(PROBLEM REQUIREMENTS) Transcribe the listing word for word.

(Data items)

....

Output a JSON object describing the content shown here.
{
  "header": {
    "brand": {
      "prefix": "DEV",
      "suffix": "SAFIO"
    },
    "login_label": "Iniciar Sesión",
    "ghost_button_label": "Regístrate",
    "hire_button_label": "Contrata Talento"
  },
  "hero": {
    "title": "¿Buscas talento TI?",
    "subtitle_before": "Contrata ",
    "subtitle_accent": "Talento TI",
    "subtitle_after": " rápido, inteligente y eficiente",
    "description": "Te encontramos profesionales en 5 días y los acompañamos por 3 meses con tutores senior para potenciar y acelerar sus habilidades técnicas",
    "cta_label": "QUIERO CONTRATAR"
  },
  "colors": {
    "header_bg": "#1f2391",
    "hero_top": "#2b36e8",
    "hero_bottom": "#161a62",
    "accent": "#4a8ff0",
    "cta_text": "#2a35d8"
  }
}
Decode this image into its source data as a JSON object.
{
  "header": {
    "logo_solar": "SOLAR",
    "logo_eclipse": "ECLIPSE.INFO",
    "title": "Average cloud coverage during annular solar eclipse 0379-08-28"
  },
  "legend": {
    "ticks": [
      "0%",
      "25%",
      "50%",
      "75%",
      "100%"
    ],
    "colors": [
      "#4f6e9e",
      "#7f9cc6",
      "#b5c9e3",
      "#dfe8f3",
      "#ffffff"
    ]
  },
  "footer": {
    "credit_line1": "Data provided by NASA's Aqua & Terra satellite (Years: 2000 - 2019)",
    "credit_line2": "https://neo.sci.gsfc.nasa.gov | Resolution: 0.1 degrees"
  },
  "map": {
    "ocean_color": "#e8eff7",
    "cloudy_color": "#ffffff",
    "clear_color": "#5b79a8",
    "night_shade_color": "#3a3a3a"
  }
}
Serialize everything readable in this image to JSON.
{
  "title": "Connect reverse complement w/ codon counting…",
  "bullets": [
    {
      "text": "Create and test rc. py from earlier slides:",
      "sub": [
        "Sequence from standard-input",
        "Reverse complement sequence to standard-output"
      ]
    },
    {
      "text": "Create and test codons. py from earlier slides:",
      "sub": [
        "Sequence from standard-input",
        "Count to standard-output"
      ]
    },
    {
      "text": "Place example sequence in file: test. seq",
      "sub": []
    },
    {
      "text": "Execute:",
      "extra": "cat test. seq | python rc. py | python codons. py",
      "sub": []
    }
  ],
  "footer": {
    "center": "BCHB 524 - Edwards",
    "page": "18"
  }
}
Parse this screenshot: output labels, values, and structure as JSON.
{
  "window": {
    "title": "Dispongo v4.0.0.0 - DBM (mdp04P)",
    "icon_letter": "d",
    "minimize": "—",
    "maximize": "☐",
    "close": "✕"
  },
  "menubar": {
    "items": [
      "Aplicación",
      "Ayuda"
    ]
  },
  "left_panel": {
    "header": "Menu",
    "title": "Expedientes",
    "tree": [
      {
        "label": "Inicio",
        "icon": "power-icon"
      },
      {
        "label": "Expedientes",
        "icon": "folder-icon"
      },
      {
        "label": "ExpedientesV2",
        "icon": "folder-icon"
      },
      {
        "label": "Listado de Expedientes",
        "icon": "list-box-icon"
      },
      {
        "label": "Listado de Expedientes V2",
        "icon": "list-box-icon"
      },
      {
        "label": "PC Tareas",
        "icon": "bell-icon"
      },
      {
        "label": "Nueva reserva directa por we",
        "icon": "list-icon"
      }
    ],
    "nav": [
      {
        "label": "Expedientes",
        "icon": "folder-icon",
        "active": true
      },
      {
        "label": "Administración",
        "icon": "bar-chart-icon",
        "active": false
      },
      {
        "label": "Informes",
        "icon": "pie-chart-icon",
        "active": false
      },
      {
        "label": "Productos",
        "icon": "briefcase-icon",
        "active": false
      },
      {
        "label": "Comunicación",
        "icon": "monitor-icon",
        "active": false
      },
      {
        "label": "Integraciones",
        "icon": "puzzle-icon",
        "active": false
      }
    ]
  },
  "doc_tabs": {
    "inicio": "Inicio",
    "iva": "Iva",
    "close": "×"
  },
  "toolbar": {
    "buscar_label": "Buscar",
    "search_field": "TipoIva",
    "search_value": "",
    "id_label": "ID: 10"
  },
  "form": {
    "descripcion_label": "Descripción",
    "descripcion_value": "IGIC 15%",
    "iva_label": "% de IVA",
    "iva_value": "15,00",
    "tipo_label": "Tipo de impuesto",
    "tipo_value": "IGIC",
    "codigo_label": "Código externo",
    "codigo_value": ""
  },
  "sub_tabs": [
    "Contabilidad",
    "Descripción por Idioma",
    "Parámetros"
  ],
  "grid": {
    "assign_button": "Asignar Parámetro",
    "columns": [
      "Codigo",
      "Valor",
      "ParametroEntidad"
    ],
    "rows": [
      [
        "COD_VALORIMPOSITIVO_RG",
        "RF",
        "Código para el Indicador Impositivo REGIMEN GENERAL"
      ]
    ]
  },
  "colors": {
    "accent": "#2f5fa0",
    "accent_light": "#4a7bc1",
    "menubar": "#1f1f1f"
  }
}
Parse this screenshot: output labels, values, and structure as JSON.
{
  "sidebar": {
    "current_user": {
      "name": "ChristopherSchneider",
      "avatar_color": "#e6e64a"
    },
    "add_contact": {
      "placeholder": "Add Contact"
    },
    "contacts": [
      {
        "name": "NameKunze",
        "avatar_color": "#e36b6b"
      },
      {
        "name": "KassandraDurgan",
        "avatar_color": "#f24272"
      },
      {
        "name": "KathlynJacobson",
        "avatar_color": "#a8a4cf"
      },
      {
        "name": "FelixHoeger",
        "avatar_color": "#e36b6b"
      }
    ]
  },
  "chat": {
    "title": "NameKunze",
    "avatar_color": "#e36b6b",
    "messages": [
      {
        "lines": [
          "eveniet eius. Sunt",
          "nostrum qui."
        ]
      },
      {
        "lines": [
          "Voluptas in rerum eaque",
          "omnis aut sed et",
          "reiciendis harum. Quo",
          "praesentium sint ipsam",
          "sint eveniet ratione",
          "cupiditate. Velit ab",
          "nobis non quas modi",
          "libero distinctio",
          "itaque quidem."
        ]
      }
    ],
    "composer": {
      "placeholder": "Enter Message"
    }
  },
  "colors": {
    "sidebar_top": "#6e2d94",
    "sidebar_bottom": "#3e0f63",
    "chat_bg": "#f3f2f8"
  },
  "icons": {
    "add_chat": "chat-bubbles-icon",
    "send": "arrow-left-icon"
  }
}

....

(SOLUTION FOR THIS EXERCISE)
Output a JSON object describing the content shown here.
{
  "header": {
    "brand": {
      "prefix": "DEV",
      "suffix": "SAFIO"
    },
    "login_label": "Iniciar Sesión",
    "ghost_button_label": "Regístrate",
    "hire_button_label": "Contrata Talento"
  },
  "hero": {
    "title": "¿Buscas talento TI?",
    "subtitle_before": "Contrata ",
    "subtitle_accent": "Talento TI",
    "subtitle_after": " rápido, inteligente y eficiente",
    "description": "Te encontramos profesionales en 5 días y los acompañamos por 3 meses con tutores senior para potenciar y acelerar sus habilidades técnicas",
    "cta_label": "QUIERO CONTRATAR"
  },
  "colors": {
    "header_bg": "#1f2391",
    "hero_top": "#2b36e8",
    "hero_bottom": "#161a62",
    "accent": "#4a8ff0",
    "cta_text": "#2a35d8"
  }
}
Decode this image into its source data as a JSON object.
{
  "header": {
    "logo_solar": "SOLAR",
    "logo_eclipse": "ECLIPSE.INFO",
    "title": "Average cloud coverage during annular solar eclipse 0379-08-28"
  },
  "legend": {
    "ticks": [
      "0%",
      "25%",
      "50%",
      "75%",
      "100%"
    ],
    "colors": [
      "#4f6e9e",
      "#7f9cc6",
      "#b5c9e3",
      "#dfe8f3",
      "#ffffff"
    ]
  },
  "footer": {
    "credit_line1": "Data provided by NASA's Aqua & Terra satellite (Years: 2000 - 2019)",
    "credit_line2": "https://neo.sci.gsfc.nasa.gov | Resolution: 0.1 degrees"
  },
  "map": {
    "ocean_color": "#e8eff7",
    "cloudy_color": "#ffffff",
    "clear_color": "#5b79a8",
    "night_shade_color": "#3a3a3a"
  }
}
Serialize everything readable in this image to JSON.
{
  "title": "Connect reverse complement w/ codon counting…",
  "bullets": [
    {
      "text": "Create and test rc. py from earlier slides:",
      "sub": [
        "Sequence from standard-input",
        "Reverse complement sequence to standard-output"
      ]
    },
    {
      "text": "Create and test codons. py from earlier slides:",
      "sub": [
        "Sequence from standard-input",
        "Count to standard-output"
      ]
    },
    {
      "text": "Place example sequence in file: test. seq",
      "sub": []
    },
    {
      "text": "Execute:",
      "extra": "cat test. seq | python rc. py | python codons. py",
      "sub": []
    }
  ],
  "footer": {
    "center": "BCHB 524 - Edwards",
    "page": "18"
  }
}
Parse this screenshot: output labels, values, and structure as JSON.
{
  "window": {
    "title": "Dispongo v4.0.0.0 - DBM (mdp04P)",
    "icon_letter": "d",
    "minimize": "—",
    "maximize": "☐",
    "close": "✕"
  },
  "menubar": {
    "items": [
      "Aplicación",
      "Ayuda"
    ]
  },
  "left_panel": {
    "header": "Menu",
    "title": "Expedientes",
    "tree": [
      {
        "label": "Inicio",
        "icon": "power-icon"
      },
      {
        "label": "Expedientes",
        "icon": "folder-icon"
      },
      {
        "label": "ExpedientesV2",
        "icon": "folder-icon"
      },
      {
        "label": "Listado de Expedientes",
        "icon": "list-box-icon"
      },
      {
        "label": "Listado de Expedientes V2",
        "icon": "list-box-icon"
      },
      {
        "label": "PC Tareas",
        "icon": "bell-icon"
      },
      {
        "label": "Nueva reserva directa por we",
        "icon": "list-icon"
      }
    ],
    "nav": [
      {
        "label": "Expedientes",
        "icon": "folder-icon",
        "active": true
      },
      {
        "label": "Administración",
        "icon": "bar-chart-icon",
        "active": false
      },
      {
        "label": "Informes",
        "icon": "pie-chart-icon",
        "active": false
      },
      {
        "label": "Productos",
        "icon": "briefcase-icon",
        "active": false
      },
      {
        "label": "Comunicación",
        "icon": "monitor-icon",
        "active": false
      },
      {
        "label": "Integraciones",
        "icon": "puzzle-icon",
        "active": false
      }
    ]
  },
  "doc_tabs": {
    "inicio": "Inicio",
    "iva": "Iva",
    "close": "×"
  },
  "toolbar": {
    "buscar_label": "Buscar",
    "search_field": "TipoIva",
    "search_value": "",
    "id_label": "ID: 10"
  },
  "form": {
    "descripcion_label": "Descripción",
    "descripcion_value": "IGIC 15%",
    "iva_label": "% de IVA",
    "iva_value": "15,00",
    "tipo_label": "Tipo de impuesto",
    "tipo_value": "IGIC",
    "codigo_label": "Código externo",
    "codigo_value": ""
  },
  "sub_tabs": [
    "Contabilidad",
    "Descripción por Idioma",
    "Parámetros"
  ],
  "grid": {
    "assign_button": "Asignar Parámetro",
    "columns": [
      "Codigo",
      "Valor",
      "ParametroEntidad"
    ],
    "rows": [
      [
        "COD_VALORIMPOSITIVO_RG",
        "RF",
        "Código para el Indicador Impositivo REGIMEN GENERAL"
      ]
    ]
  },
  "colors": {
    "accent": "#2f5fa0",
    "accent_light": "#4a7bc1",
    "menubar": "#1f1f1f"
  }
}
Parse this screenshot: output labels, values, and structure as JSON.
{
  "sidebar": {
    "current_user": {
      "name": "ChristopherSchneider",
      "avatar_color": "#e6e64a"
    },
    "add_contact": {
      "placeholder": "Add Contact"
    },
    "contacts": [
      {
        "name": "NameKunze",
        "avatar_color": "#e36b6b"
      },
      {
        "name": "KassandraDurgan",
        "avatar_color": "#f24272"
      },
      {
        "name": "KathlynJacobson",
        "avatar_color": "#a8a4cf"
      },
      {
        "name": "FelixHoeger",
        "avatar_color": "#e36b6b"
      }
    ]
  },
  "chat": {
    "title": "NameKunze",
    "avatar_color": "#e36b6b",
    "messages": [
      {
        "lines": [
          "eveniet eius. Sunt",
          "nostrum qui."
        ]
      },
      {
        "lines": [
          "Voluptas in rerum eaque",
          "omnis aut sed et",
          "reiciendis harum. Quo",
          "praesentium sint ipsam",
          "sint eveniet ratione",
          "cupiditate. Velit ab",
          "nobis non quas modi",
          "libero distinctio",
          "itaque quidem."
        ]
      }
    ],
    "composer": {
      "placeholder": "Enter Message"
    }
  },
  "colors": {
    "sidebar_top": "#6e2d94",
    "sidebar_bottom": "#3e0f63",
    "chat_bg": "#f3f2f8"
  },
  "icons": {
    "add_chat": "chat-bubbles-icon",
    "send": "arrow-left-icon"
  }
}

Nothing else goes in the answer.